A run of records:
>>>

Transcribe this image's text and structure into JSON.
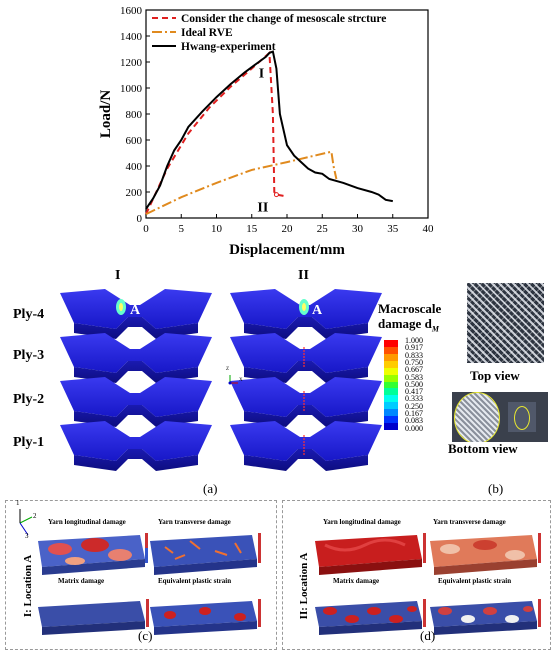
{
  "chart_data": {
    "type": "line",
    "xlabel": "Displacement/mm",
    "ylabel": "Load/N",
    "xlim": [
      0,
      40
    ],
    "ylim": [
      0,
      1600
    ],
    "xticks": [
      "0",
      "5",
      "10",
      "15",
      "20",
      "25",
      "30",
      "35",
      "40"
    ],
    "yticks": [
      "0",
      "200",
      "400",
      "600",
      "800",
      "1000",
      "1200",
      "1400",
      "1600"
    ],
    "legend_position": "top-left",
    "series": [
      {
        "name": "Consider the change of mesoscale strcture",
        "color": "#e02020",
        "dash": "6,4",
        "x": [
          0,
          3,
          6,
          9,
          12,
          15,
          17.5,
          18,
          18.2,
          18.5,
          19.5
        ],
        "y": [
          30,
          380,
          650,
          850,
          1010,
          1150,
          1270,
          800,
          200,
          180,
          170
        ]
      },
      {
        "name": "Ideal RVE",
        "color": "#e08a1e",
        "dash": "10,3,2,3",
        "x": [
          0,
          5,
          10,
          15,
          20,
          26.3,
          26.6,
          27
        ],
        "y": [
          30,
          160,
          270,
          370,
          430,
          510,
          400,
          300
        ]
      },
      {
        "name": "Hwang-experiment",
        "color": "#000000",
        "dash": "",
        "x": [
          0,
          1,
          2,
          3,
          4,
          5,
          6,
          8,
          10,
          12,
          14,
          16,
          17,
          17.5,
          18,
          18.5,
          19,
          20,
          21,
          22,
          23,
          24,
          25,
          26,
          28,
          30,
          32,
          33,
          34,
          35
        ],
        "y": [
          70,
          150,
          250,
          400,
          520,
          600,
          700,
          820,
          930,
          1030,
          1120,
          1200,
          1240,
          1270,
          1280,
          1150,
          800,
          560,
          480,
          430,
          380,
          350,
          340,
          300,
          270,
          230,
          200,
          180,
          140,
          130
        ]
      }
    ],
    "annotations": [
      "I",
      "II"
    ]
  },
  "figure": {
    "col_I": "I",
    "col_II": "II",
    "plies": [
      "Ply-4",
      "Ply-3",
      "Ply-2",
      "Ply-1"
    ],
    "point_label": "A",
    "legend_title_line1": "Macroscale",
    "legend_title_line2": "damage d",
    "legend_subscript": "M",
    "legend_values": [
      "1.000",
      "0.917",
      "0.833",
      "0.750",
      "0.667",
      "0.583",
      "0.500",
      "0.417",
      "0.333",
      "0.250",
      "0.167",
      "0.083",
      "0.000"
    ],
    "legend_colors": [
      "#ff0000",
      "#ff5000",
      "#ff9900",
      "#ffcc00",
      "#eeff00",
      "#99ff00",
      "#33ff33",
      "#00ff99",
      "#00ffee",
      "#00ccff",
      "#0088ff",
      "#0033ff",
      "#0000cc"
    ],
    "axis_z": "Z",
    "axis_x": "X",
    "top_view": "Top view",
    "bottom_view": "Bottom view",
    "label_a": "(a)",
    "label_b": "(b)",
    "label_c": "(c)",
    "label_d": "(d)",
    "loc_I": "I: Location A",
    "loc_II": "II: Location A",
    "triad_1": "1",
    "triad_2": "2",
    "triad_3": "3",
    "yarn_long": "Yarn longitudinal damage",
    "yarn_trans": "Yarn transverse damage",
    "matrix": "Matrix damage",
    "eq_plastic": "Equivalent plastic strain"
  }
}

<<<

__Written instruction__. Ignore the images and quote every line of the listing exactly.

__Problem solution__.
Transcribe this image's text and structure into JSON.
{
  "chart_data": {
    "type": "line",
    "xlabel": "Displacement/mm",
    "ylabel": "Load/N",
    "xlim": [
      0,
      40
    ],
    "ylim": [
      0,
      1600
    ],
    "xticks": [
      "0",
      "5",
      "10",
      "15",
      "20",
      "25",
      "30",
      "35",
      "40"
    ],
    "yticks": [
      "0",
      "200",
      "400",
      "600",
      "800",
      "1000",
      "1200",
      "1400",
      "1600"
    ],
    "legend_position": "top-left",
    "series": [
      {
        "name": "Consider the change of mesoscale strcture",
        "color": "#e02020",
        "dash": "6,4",
        "x": [
          0,
          3,
          6,
          9,
          12,
          15,
          17.5,
          18,
          18.2,
          18.5,
          19.5
        ],
        "y": [
          30,
          380,
          650,
          850,
          1010,
          1150,
          1270,
          800,
          200,
          180,
          170
        ]
      },
      {
        "name": "Ideal RVE",
        "color": "#e08a1e",
        "dash": "10,3,2,3",
        "x": [
          0,
          5,
          10,
          15,
          20,
          26.3,
          26.6,
          27
        ],
        "y": [
          30,
          160,
          270,
          370,
          430,
          510,
          400,
          300
        ]
      },
      {
        "name": "Hwang-experiment",
        "color": "#000000",
        "dash": "",
        "x": [
          0,
          1,
          2,
          3,
          4,
          5,
          6,
          8,
          10,
          12,
          14,
          16,
          17,
          17.5,
          18,
          18.5,
          19,
          20,
          21,
          22,
          23,
          24,
          25,
          26,
          28,
          30,
          32,
          33,
          34,
          35
        ],
        "y": [
          70,
          150,
          250,
          400,
          520,
          600,
          700,
          820,
          930,
          1030,
          1120,
          1200,
          1240,
          1270,
          1280,
          1150,
          800,
          560,
          480,
          430,
          380,
          350,
          340,
          300,
          270,
          230,
          200,
          180,
          140,
          130
        ]
      }
    ],
    "annotations": [
      "I",
      "II"
    ]
  },
  "figure": {
    "col_I": "I",
    "col_II": "II",
    "plies": [
      "Ply-4",
      "Ply-3",
      "Ply-2",
      "Ply-1"
    ],
    "point_label": "A",
    "legend_title_line1": "Macroscale",
    "legend_title_line2": "damage d",
    "legend_subscript": "M",
    "legend_values": [
      "1.000",
      "0.917",
      "0.833",
      "0.750",
      "0.667",
      "0.583",
      "0.500",
      "0.417",
      "0.333",
      "0.250",
      "0.167",
      "0.083",
      "0.000"
    ],
    "legend_colors": [
      "#ff0000",
      "#ff5000",
      "#ff9900",
      "#ffcc00",
      "#eeff00",
      "#99ff00",
      "#33ff33",
      "#00ff99",
      "#00ffee",
      "#00ccff",
      "#0088ff",
      "#0033ff",
      "#0000cc"
    ],
    "axis_z": "Z",
    "axis_x": "X",
    "top_view": "Top view",
    "bottom_view": "Bottom view",
    "label_a": "(a)",
    "label_b": "(b)",
    "label_c": "(c)",
    "label_d": "(d)",
    "loc_I": "I: Location A",
    "loc_II": "II: Location A",
    "triad_1": "1",
    "triad_2": "2",
    "triad_3": "3",
    "yarn_long": "Yarn longitudinal damage",
    "yarn_trans": "Yarn transverse damage",
    "matrix": "Matrix damage",
    "eq_plastic": "Equivalent plastic strain"
  }
}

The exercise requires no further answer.